### To do
Under this task are some entries; return every one of them exactly.

[START]

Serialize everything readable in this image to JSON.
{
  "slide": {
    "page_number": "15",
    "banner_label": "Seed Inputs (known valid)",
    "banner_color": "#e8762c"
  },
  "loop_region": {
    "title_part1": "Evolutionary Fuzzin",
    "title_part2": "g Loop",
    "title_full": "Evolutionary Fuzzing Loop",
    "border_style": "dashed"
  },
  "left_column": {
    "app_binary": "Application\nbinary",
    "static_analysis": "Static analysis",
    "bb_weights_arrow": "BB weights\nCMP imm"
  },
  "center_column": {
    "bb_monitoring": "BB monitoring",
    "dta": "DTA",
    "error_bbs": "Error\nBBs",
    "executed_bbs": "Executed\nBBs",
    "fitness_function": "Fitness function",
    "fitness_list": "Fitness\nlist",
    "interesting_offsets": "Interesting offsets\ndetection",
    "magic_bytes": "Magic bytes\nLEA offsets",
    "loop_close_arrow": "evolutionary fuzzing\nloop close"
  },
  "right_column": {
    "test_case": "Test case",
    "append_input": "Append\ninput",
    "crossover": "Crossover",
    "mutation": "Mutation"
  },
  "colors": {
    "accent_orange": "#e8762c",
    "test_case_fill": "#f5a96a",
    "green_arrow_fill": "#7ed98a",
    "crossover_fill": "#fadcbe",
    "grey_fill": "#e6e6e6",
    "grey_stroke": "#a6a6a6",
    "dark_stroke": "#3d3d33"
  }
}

[END]

### Exercise answer
Serialize everything readable in this image to JSON.
{
  "slide": {
    "page_number": "15",
    "banner_label": "Seed Inputs (known valid)",
    "banner_color": "#e8762c"
  },
  "loop_region": {
    "title_part1": "Evolutionary Fuzzin",
    "title_part2": "g Loop",
    "title_full": "Evolutionary Fuzzing Loop",
    "border_style": "dashed"
  },
  "left_column": {
    "app_binary": "Application\nbinary",
    "static_analysis": "Static analysis",
    "bb_weights_arrow": "BB weights\nCMP imm"
  },
  "center_column": {
    "bb_monitoring": "BB monitoring",
    "dta": "DTA",
    "error_bbs": "Error\nBBs",
    "executed_bbs": "Executed\nBBs",
    "fitness_function": "Fitness function",
    "fitness_list": "Fitness\nlist",
    "interesting_offsets": "Interesting offsets\ndetection",
    "magic_bytes": "Magic bytes\nLEA offsets",
    "loop_close_arrow": "evolutionary fuzzing\nloop close"
  },
  "right_column": {
    "test_case": "Test case",
    "append_input": "Append\ninput",
    "crossover": "Crossover",
    "mutation": "Mutation"
  },
  "colors": {
    "accent_orange": "#e8762c",
    "test_case_fill": "#f5a96a",
    "green_arrow_fill": "#7ed98a",
    "crossover_fill": "#fadcbe",
    "grey_fill": "#e6e6e6",
    "grey_stroke": "#a6a6a6",
    "dark_stroke": "#3d3d33"
  }
}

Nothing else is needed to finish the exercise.